= STATED TASK =
Among the lines below, how many carry the string "prestación"? Reply with a number and nothing else.

= THE INPUT =
■ ■ ■
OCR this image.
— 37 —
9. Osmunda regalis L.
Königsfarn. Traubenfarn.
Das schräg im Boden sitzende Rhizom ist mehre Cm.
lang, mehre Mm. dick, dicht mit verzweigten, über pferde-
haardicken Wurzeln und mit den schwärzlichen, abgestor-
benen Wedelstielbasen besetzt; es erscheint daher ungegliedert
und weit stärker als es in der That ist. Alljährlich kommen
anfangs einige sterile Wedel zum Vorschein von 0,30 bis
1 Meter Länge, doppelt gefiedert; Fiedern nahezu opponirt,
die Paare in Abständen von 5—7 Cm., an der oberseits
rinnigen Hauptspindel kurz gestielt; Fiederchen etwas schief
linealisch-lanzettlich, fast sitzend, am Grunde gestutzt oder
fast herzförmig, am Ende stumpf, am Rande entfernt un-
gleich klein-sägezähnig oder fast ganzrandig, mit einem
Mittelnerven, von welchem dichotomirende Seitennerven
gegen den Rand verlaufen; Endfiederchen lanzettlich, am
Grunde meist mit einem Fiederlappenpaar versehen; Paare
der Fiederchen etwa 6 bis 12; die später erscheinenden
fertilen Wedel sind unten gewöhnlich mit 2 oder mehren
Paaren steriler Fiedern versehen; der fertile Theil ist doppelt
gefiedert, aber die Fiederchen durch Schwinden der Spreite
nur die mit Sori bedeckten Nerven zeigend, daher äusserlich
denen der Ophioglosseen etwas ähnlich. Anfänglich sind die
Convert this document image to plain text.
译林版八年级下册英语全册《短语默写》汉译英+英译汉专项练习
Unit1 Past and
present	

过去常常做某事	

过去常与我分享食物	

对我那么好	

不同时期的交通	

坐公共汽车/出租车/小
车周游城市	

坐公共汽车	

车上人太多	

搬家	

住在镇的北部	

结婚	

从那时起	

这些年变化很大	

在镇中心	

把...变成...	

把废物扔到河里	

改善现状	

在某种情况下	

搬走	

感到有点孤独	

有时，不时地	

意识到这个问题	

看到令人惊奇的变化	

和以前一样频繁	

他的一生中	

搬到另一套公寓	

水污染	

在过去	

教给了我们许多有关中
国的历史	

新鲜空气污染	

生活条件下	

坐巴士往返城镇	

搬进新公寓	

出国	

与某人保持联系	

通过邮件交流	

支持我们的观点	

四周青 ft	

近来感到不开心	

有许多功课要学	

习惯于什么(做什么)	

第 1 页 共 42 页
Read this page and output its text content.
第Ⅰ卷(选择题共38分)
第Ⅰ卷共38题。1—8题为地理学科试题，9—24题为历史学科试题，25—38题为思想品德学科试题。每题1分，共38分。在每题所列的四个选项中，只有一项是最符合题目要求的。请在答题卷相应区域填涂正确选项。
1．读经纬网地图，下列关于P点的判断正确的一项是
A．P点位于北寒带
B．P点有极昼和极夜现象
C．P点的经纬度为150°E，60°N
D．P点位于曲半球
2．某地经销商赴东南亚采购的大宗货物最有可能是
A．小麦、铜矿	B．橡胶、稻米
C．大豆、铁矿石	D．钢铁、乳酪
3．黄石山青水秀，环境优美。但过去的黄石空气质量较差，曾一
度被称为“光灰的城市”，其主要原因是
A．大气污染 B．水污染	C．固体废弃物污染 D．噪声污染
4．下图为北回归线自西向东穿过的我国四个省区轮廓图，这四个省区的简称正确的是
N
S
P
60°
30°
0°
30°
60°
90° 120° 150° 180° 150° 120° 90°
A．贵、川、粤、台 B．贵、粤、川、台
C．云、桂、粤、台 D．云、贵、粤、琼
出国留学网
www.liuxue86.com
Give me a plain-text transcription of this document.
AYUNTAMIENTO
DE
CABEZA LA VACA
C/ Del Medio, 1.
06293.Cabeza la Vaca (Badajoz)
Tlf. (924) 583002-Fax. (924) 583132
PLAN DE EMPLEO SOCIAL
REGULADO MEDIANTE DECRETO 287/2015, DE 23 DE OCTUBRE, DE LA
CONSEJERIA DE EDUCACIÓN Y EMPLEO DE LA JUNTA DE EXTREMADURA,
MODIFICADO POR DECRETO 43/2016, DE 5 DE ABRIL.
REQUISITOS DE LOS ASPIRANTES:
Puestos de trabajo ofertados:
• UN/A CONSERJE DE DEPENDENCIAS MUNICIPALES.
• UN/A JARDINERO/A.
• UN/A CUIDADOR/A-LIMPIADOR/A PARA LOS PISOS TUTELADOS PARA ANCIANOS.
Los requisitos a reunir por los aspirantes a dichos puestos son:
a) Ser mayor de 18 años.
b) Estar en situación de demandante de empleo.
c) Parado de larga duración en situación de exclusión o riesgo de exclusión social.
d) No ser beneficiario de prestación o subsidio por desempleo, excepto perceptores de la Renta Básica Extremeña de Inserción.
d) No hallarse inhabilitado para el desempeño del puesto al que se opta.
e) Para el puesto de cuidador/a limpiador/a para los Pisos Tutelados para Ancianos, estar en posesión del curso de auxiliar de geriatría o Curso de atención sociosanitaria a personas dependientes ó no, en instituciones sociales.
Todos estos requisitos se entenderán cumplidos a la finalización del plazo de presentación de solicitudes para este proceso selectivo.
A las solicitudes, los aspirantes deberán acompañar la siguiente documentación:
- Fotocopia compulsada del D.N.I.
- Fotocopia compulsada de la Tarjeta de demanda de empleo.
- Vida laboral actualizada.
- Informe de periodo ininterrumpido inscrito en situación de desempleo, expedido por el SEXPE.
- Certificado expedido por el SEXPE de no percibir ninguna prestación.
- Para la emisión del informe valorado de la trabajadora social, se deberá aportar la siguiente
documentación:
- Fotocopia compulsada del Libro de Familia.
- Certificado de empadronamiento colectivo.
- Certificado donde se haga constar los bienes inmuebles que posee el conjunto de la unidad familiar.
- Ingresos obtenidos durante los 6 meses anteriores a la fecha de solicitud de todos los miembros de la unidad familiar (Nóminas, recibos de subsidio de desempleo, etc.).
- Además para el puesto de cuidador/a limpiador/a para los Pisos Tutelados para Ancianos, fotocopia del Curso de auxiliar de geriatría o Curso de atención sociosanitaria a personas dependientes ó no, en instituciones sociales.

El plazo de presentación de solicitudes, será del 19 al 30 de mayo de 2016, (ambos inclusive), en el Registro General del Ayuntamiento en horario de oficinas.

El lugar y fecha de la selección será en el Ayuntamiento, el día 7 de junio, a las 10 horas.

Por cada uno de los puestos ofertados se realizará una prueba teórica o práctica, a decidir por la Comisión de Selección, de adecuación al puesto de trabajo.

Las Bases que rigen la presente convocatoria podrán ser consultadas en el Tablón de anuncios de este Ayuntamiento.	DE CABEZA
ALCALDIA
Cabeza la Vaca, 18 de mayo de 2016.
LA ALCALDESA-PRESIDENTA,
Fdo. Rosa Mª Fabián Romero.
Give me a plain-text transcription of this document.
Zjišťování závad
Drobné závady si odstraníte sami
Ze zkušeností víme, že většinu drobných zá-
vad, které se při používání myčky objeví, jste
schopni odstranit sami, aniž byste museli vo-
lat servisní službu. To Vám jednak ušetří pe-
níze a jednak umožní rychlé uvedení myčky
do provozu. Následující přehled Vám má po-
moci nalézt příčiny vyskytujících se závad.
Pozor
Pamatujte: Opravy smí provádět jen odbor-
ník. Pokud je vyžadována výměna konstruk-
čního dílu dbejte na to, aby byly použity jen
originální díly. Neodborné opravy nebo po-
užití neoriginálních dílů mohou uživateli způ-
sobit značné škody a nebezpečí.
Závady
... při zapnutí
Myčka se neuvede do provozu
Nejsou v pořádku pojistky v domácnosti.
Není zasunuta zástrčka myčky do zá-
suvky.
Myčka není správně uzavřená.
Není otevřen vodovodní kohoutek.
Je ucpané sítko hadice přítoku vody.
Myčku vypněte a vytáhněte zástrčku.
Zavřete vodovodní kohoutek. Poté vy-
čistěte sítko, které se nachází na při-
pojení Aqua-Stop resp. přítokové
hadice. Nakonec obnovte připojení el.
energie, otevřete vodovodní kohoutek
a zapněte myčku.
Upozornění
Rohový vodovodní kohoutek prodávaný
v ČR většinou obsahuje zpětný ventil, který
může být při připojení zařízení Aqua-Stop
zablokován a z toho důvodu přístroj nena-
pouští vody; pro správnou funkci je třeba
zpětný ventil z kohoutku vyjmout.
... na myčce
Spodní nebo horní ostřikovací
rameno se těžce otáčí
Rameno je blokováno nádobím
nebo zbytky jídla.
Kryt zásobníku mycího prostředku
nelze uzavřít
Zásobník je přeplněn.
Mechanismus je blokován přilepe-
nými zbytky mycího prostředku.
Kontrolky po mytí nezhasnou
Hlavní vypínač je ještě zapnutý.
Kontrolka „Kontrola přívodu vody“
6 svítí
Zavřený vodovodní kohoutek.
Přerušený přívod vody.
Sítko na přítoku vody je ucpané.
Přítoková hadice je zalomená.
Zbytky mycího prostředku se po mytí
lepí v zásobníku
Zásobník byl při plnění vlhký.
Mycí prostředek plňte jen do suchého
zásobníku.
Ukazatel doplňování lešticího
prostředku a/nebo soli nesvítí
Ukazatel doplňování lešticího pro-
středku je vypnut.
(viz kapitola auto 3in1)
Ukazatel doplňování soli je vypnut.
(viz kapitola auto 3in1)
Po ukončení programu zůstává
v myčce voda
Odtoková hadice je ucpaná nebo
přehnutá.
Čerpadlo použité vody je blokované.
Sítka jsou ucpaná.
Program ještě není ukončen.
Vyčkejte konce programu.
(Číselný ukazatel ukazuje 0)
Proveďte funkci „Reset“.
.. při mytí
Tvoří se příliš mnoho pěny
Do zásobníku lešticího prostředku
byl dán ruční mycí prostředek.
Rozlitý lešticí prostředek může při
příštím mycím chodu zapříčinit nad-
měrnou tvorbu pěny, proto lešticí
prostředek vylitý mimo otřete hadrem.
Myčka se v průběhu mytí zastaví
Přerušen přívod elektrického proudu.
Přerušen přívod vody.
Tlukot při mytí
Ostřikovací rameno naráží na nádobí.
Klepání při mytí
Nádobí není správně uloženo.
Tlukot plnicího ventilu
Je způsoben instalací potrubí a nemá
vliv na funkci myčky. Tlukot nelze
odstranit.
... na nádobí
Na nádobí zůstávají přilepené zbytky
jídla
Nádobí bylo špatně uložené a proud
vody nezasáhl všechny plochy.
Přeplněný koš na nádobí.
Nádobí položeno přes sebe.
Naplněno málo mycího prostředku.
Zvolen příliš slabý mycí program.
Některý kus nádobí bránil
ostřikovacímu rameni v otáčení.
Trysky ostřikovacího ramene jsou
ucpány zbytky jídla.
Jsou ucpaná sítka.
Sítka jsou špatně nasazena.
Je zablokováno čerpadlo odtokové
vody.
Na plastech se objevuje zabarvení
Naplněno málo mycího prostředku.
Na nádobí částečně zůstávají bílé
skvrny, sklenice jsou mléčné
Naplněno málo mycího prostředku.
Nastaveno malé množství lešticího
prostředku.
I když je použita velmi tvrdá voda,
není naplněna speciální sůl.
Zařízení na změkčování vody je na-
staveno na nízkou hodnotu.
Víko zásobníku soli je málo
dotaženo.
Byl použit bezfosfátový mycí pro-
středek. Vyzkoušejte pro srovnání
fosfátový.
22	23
■ ■ ■
= THE SOLUTION =
2